→ **PROMPT**
Skip the pictures and extract all of the lines exactly as written.

→ **LISTING**
--------------------

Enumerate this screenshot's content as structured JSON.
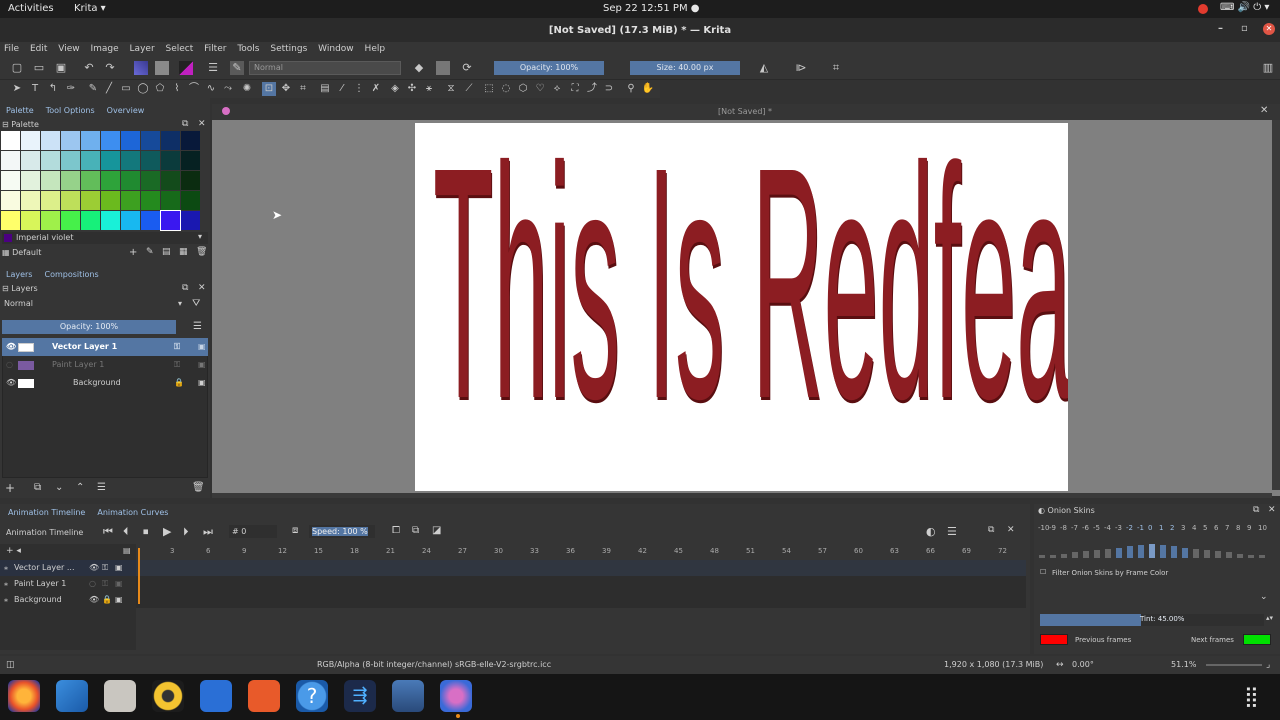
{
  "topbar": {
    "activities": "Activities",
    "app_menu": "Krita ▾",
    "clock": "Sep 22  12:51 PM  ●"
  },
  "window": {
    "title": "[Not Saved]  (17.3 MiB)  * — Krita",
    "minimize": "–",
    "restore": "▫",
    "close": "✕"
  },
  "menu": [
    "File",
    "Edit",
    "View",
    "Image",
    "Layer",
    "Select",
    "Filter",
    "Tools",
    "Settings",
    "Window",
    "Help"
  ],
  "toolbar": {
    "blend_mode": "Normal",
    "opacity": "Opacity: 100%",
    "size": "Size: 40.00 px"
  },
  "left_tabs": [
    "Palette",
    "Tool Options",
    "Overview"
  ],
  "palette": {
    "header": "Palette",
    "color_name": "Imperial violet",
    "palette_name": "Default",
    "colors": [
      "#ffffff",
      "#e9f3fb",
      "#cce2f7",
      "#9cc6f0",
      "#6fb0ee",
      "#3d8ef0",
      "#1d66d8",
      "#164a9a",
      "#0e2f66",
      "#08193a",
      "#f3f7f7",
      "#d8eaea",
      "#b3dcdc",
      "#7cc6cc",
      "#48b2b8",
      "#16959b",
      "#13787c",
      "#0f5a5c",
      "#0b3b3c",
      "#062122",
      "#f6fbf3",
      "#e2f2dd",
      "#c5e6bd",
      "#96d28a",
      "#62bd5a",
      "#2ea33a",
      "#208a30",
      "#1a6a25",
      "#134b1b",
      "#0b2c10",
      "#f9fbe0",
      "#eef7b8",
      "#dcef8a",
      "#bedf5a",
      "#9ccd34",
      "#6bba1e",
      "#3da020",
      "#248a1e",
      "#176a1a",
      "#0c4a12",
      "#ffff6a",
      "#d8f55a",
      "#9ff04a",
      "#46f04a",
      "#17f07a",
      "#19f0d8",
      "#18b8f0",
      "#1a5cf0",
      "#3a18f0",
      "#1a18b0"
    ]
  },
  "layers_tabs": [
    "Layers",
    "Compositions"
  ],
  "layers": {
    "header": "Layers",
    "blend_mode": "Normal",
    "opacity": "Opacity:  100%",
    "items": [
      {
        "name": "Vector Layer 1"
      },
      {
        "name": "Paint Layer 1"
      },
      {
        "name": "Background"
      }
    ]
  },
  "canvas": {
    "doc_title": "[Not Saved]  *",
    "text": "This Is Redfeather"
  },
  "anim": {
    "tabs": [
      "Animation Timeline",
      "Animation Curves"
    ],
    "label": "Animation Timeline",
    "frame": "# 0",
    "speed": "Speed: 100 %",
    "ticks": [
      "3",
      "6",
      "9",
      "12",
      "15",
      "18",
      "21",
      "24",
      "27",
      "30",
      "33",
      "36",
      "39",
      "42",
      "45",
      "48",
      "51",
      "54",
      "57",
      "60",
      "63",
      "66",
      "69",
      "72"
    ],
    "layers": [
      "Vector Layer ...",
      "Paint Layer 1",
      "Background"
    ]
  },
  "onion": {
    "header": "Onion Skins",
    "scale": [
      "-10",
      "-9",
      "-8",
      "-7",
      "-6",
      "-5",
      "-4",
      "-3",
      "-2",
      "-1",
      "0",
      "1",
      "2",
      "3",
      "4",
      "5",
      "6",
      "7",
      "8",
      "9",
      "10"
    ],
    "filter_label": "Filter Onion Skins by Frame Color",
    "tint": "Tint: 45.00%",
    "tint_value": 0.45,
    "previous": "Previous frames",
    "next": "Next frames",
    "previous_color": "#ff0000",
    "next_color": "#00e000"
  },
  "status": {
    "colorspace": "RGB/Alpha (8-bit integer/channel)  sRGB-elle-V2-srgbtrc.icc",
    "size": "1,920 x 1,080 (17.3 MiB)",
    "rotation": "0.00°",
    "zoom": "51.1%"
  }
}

--------------------

→ **FINAL RESULT**
Enumerate this screenshot's content as structured JSON.
{
  "topbar": {
    "activities": "Activities",
    "app_menu": "Krita ▾",
    "clock": "Sep 22  12:51 PM  ●"
  },
  "window": {
    "title": "[Not Saved]  (17.3 MiB)  * — Krita",
    "minimize": "–",
    "restore": "▫",
    "close": "✕"
  },
  "menu": [
    "File",
    "Edit",
    "View",
    "Image",
    "Layer",
    "Select",
    "Filter",
    "Tools",
    "Settings",
    "Window",
    "Help"
  ],
  "toolbar": {
    "blend_mode": "Normal",
    "opacity": "Opacity: 100%",
    "size": "Size: 40.00 px"
  },
  "left_tabs": [
    "Palette",
    "Tool Options",
    "Overview"
  ],
  "palette": {
    "header": "Palette",
    "color_name": "Imperial violet",
    "palette_name": "Default",
    "colors": [
      "#ffffff",
      "#e9f3fb",
      "#cce2f7",
      "#9cc6f0",
      "#6fb0ee",
      "#3d8ef0",
      "#1d66d8",
      "#164a9a",
      "#0e2f66",
      "#08193a",
      "#f3f7f7",
      "#d8eaea",
      "#b3dcdc",
      "#7cc6cc",
      "#48b2b8",
      "#16959b",
      "#13787c",
      "#0f5a5c",
      "#0b3b3c",
      "#062122",
      "#f6fbf3",
      "#e2f2dd",
      "#c5e6bd",
      "#96d28a",
      "#62bd5a",
      "#2ea33a",
      "#208a30",
      "#1a6a25",
      "#134b1b",
      "#0b2c10",
      "#f9fbe0",
      "#eef7b8",
      "#dcef8a",
      "#bedf5a",
      "#9ccd34",
      "#6bba1e",
      "#3da020",
      "#248a1e",
      "#176a1a",
      "#0c4a12",
      "#ffff6a",
      "#d8f55a",
      "#9ff04a",
      "#46f04a",
      "#17f07a",
      "#19f0d8",
      "#18b8f0",
      "#1a5cf0",
      "#3a18f0",
      "#1a18b0"
    ]
  },
  "layers_tabs": [
    "Layers",
    "Compositions"
  ],
  "layers": {
    "header": "Layers",
    "blend_mode": "Normal",
    "opacity": "Opacity:  100%",
    "items": [
      {
        "name": "Vector Layer 1"
      },
      {
        "name": "Paint Layer 1"
      },
      {
        "name": "Background"
      }
    ]
  },
  "canvas": {
    "doc_title": "[Not Saved]  *",
    "text": "This Is Redfeather"
  },
  "anim": {
    "tabs": [
      "Animation Timeline",
      "Animation Curves"
    ],
    "label": "Animation Timeline",
    "frame": "# 0",
    "speed": "Speed: 100 %",
    "ticks": [
      "3",
      "6",
      "9",
      "12",
      "15",
      "18",
      "21",
      "24",
      "27",
      "30",
      "33",
      "36",
      "39",
      "42",
      "45",
      "48",
      "51",
      "54",
      "57",
      "60",
      "63",
      "66",
      "69",
      "72"
    ],
    "layers": [
      "Vector Layer ...",
      "Paint Layer 1",
      "Background"
    ]
  },
  "onion": {
    "header": "Onion Skins",
    "scale": [
      "-10",
      "-9",
      "-8",
      "-7",
      "-6",
      "-5",
      "-4",
      "-3",
      "-2",
      "-1",
      "0",
      "1",
      "2",
      "3",
      "4",
      "5",
      "6",
      "7",
      "8",
      "9",
      "10"
    ],
    "filter_label": "Filter Onion Skins by Frame Color",
    "tint": "Tint: 45.00%",
    "tint_value": 0.45,
    "previous": "Previous frames",
    "next": "Next frames",
    "previous_color": "#ff0000",
    "next_color": "#00e000"
  },
  "status": {
    "colorspace": "RGB/Alpha (8-bit integer/channel)  sRGB-elle-V2-srgbtrc.icc",
    "size": "1,920 x 1,080 (17.3 MiB)",
    "rotation": "0.00°",
    "zoom": "51.1%"
  }
}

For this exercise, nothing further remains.